**Exercise aim**: Reproduce all lines of the listing below in which the word "单位体积内分子总数" occurs.

(Excerpt from a dataset)
——————————
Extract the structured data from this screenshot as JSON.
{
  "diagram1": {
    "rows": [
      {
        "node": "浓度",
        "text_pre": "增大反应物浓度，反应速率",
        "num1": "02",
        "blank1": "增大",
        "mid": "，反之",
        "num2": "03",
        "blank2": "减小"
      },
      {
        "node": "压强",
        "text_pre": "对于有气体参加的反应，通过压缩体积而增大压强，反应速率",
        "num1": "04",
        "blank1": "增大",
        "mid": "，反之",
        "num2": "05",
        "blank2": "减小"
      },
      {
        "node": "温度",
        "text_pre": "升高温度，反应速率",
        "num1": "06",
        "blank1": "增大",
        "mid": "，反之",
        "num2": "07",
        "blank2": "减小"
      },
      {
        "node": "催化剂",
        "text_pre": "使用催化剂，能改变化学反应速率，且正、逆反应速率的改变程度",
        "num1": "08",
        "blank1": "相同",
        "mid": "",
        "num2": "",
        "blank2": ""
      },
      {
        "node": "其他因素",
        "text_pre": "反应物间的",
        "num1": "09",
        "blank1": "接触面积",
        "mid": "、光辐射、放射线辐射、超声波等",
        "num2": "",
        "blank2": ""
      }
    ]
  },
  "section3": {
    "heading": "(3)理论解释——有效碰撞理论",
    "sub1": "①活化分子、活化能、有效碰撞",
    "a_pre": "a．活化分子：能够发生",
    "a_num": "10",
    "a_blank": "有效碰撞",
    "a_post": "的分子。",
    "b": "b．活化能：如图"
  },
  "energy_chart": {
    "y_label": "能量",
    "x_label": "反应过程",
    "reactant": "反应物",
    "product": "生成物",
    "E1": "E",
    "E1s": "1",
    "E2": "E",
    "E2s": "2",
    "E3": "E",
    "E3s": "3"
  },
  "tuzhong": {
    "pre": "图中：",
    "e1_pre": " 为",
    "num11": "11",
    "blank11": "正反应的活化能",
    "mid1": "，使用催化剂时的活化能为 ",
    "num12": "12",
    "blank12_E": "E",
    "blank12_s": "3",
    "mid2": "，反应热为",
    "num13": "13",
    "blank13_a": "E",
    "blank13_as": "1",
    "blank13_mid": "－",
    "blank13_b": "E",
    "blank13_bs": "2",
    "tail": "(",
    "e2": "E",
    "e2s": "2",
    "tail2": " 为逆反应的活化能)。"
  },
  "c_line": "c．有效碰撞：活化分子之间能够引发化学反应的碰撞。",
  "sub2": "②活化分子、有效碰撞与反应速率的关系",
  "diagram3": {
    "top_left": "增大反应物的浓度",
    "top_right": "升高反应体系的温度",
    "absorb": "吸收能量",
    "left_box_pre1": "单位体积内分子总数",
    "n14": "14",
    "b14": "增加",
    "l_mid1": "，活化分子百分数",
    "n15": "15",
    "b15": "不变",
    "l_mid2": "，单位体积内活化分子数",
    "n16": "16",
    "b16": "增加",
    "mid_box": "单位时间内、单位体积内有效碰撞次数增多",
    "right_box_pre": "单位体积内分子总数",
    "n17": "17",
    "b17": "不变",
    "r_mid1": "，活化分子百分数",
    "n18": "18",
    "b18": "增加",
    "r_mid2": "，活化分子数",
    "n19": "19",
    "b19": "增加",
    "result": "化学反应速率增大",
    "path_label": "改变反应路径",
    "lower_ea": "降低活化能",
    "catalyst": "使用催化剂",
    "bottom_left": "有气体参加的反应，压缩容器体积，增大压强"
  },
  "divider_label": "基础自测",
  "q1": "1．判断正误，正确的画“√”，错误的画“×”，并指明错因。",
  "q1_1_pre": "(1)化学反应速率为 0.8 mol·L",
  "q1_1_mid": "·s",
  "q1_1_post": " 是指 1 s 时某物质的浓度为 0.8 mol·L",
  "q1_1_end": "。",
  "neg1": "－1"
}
——————————
**Right answer**:
    "left_box_pre1": "单位体积内分子总数",
    "right_box_pre": "单位体积内分子总数",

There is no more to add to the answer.